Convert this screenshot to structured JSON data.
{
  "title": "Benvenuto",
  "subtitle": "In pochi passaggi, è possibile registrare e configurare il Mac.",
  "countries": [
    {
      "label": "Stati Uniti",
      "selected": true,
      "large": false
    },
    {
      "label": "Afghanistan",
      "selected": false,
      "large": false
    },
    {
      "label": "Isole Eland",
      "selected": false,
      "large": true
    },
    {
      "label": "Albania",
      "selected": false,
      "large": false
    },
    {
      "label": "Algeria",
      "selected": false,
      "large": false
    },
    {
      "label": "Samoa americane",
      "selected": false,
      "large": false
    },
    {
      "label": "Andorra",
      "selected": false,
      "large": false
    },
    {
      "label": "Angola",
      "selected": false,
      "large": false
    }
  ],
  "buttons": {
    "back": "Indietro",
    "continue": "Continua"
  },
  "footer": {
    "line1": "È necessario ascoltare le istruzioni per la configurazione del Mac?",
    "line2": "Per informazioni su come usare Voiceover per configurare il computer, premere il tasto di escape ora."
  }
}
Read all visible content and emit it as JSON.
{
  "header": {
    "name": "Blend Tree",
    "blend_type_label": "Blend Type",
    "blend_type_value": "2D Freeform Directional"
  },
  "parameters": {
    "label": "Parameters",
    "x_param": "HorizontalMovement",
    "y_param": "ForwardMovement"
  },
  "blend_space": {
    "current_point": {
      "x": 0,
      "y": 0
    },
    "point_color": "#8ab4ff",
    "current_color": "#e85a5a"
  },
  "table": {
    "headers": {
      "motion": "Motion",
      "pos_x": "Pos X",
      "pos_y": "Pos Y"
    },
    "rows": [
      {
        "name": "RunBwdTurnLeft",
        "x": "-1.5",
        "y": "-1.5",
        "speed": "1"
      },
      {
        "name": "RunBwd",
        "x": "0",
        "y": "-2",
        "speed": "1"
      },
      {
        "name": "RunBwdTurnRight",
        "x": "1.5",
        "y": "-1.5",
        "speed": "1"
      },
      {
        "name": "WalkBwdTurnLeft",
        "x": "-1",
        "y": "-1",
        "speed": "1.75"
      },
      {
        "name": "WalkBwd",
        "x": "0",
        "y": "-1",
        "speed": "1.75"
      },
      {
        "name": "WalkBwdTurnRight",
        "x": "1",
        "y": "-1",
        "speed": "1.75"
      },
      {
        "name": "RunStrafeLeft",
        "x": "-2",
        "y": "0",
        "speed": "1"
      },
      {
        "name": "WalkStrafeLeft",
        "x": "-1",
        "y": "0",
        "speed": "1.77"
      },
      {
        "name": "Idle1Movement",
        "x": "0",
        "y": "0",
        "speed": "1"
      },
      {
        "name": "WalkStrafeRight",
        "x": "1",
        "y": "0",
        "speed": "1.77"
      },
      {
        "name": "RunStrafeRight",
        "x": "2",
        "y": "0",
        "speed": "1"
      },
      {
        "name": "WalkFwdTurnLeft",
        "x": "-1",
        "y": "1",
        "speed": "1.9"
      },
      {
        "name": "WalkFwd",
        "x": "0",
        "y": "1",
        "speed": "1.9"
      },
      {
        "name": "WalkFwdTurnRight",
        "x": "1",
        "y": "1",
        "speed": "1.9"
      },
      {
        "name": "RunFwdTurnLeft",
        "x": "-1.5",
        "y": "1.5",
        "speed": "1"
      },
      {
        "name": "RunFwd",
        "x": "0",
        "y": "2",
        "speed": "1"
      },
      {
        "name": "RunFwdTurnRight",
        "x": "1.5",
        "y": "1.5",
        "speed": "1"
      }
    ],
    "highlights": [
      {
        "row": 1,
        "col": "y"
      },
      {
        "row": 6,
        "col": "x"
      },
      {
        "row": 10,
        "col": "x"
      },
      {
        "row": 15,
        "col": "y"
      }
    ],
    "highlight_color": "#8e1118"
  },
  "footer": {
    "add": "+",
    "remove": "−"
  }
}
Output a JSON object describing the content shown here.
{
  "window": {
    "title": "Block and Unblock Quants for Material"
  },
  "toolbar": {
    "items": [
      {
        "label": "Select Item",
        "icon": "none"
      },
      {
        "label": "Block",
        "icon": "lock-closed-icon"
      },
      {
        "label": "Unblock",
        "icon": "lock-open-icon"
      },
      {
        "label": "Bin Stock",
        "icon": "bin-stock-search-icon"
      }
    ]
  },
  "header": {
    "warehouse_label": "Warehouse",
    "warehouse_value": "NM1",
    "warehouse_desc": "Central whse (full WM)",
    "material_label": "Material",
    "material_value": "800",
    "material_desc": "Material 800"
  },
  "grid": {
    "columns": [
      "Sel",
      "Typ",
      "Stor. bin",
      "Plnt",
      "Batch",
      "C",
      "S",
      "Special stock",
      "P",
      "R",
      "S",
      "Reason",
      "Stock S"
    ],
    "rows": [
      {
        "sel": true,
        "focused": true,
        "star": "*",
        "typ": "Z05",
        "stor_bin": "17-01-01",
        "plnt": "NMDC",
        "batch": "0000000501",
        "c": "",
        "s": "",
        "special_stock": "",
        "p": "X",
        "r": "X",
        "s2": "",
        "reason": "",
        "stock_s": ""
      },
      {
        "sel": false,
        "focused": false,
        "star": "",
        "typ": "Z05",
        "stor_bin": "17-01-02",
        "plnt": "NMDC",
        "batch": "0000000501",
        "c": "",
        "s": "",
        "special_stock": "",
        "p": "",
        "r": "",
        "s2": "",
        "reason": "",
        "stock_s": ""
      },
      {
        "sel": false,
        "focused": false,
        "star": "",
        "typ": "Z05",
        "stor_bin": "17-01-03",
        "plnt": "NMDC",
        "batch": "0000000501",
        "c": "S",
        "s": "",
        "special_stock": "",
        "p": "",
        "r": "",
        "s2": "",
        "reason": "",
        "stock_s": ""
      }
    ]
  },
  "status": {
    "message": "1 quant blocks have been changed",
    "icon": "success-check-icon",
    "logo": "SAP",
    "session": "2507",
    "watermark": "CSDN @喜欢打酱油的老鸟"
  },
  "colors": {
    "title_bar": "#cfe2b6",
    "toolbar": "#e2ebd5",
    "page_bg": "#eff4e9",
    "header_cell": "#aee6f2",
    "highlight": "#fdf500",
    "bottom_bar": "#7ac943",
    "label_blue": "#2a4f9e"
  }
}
++++++++
- [AIM OF THE TASK] Restate the whole listing exactly.

- [EXERCISE ANSWER]
Convert this screenshot to structured JSON data.
{
  "title": "Benvenuto",
  "subtitle": "In pochi passaggi, è possibile registrare e configurare il Mac.",
  "countries": [
    {
      "label": "Stati Uniti",
      "selected": true,
      "large": false
    },
    {
      "label": "Afghanistan",
      "selected": false,
      "large": false
    },
    {
      "label": "Isole Eland",
      "selected": false,
      "large": true
    },
    {
      "label": "Albania",
      "selected": false,
      "large": false
    },
    {
      "label": "Algeria",
      "selected": false,
      "large": false
    },
    {
      "label": "Samoa americane",
      "selected": false,
      "large": false
    },
    {
      "label": "Andorra",
      "selected": false,
      "large": false
    },
    {
      "label": "Angola",
      "selected": false,
      "large": false
    }
  ],
  "buttons": {
    "back": "Indietro",
    "continue": "Continua"
  },
  "footer": {
    "line1": "È necessario ascoltare le istruzioni per la configurazione del Mac?",
    "line2": "Per informazioni su come usare Voiceover per configurare il computer, premere il tasto di escape ora."
  }
}
Read all visible content and emit it as JSON.
{
  "header": {
    "name": "Blend Tree",
    "blend_type_label": "Blend Type",
    "blend_type_value": "2D Freeform Directional"
  },
  "parameters": {
    "label": "Parameters",
    "x_param": "HorizontalMovement",
    "y_param": "ForwardMovement"
  },
  "blend_space": {
    "current_point": {
      "x": 0,
      "y": 0
    },
    "point_color": "#8ab4ff",
    "current_color": "#e85a5a"
  },
  "table": {
    "headers": {
      "motion": "Motion",
      "pos_x": "Pos X",
      "pos_y": "Pos Y"
    },
    "rows": [
      {
        "name": "RunBwdTurnLeft",
        "x": "-1.5",
        "y": "-1.5",
        "speed": "1"
      },
      {
        "name": "RunBwd",
        "x": "0",
        "y": "-2",
        "speed": "1"
      },
      {
        "name": "RunBwdTurnRight",
        "x": "1.5",
        "y": "-1.5",
        "speed": "1"
      },
      {
        "name": "WalkBwdTurnLeft",
        "x": "-1",
        "y": "-1",
        "speed": "1.75"
      },
      {
        "name": "WalkBwd",
        "x": "0",
        "y": "-1",
        "speed": "1.75"
      },
      {
        "name": "WalkBwdTurnRight",
        "x": "1",
        "y": "-1",
        "speed": "1.75"
      },
      {
        "name": "RunStrafeLeft",
        "x": "-2",
        "y": "0",
        "speed": "1"
      },
      {
        "name": "WalkStrafeLeft",
        "x": "-1",
        "y": "0",
        "speed": "1.77"
      },
      {
        "name": "Idle1Movement",
        "x": "0",
        "y": "0",
        "speed": "1"
      },
      {
        "name": "WalkStrafeRight",
        "x": "1",
        "y": "0",
        "speed": "1.77"
      },
      {
        "name": "RunStrafeRight",
        "x": "2",
        "y": "0",
        "speed": "1"
      },
      {
        "name": "WalkFwdTurnLeft",
        "x": "-1",
        "y": "1",
        "speed": "1.9"
      },
      {
        "name": "WalkFwd",
        "x": "0",
        "y": "1",
        "speed": "1.9"
      },
      {
        "name": "WalkFwdTurnRight",
        "x": "1",
        "y": "1",
        "speed": "1.9"
      },
      {
        "name": "RunFwdTurnLeft",
        "x": "-1.5",
        "y": "1.5",
        "speed": "1"
      },
      {
        "name": "RunFwd",
        "x": "0",
        "y": "2",
        "speed": "1"
      },
      {
        "name": "RunFwdTurnRight",
        "x": "1.5",
        "y": "1.5",
        "speed": "1"
      }
    ],
    "highlights": [
      {
        "row": 1,
        "col": "y"
      },
      {
        "row": 6,
        "col": "x"
      },
      {
        "row": 10,
        "col": "x"
      },
      {
        "row": 15,
        "col": "y"
      }
    ],
    "highlight_color": "#8e1118"
  },
  "footer": {
    "add": "+",
    "remove": "−"
  }
}
Output a JSON object describing the content shown here.
{
  "window": {
    "title": "Block and Unblock Quants for Material"
  },
  "toolbar": {
    "items": [
      {
        "label": "Select Item",
        "icon": "none"
      },
      {
        "label": "Block",
        "icon": "lock-closed-icon"
      },
      {
        "label": "Unblock",
        "icon": "lock-open-icon"
      },
      {
        "label": "Bin Stock",
        "icon": "bin-stock-search-icon"
      }
    ]
  },
  "header": {
    "warehouse_label": "Warehouse",
    "warehouse_value": "NM1",
    "warehouse_desc": "Central whse (full WM)",
    "material_label": "Material",
    "material_value": "800",
    "material_desc": "Material 800"
  },
  "grid": {
    "columns": [
      "Sel",
      "Typ",
      "Stor. bin",
      "Plnt",
      "Batch",
      "C",
      "S",
      "Special stock",
      "P",
      "R",
      "S",
      "Reason",
      "Stock S"
    ],
    "rows": [
      {
        "sel": true,
        "focused": true,
        "star": "*",
        "typ": "Z05",
        "stor_bin": "17-01-01",
        "plnt": "NMDC",
        "batch": "0000000501",
        "c": "",
        "s": "",
        "special_stock": "",
        "p": "X",
        "r": "X",
        "s2": "",
        "reason": "",
        "stock_s": ""
      },
      {
        "sel": false,
        "focused": false,
        "star": "",
        "typ": "Z05",
        "stor_bin": "17-01-02",
        "plnt": "NMDC",
        "batch": "0000000501",
        "c": "",
        "s": "",
        "special_stock": "",
        "p": "",
        "r": "",
        "s2": "",
        "reason": "",
        "stock_s": ""
      },
      {
        "sel": false,
        "focused": false,
        "star": "",
        "typ": "Z05",
        "stor_bin": "17-01-03",
        "plnt": "NMDC",
        "batch": "0000000501",
        "c": "S",
        "s": "",
        "special_stock": "",
        "p": "",
        "r": "",
        "s2": "",
        "reason": "",
        "stock_s": ""
      }
    ]
  },
  "status": {
    "message": "1 quant blocks have been changed",
    "icon": "success-check-icon",
    "logo": "SAP",
    "session": "2507",
    "watermark": "CSDN @喜欢打酱油的老鸟"
  },
  "colors": {
    "title_bar": "#cfe2b6",
    "toolbar": "#e2ebd5",
    "page_bg": "#eff4e9",
    "header_cell": "#aee6f2",
    "highlight": "#fdf500",
    "bottom_bar": "#7ac943",
    "label_blue": "#2a4f9e"
  }
}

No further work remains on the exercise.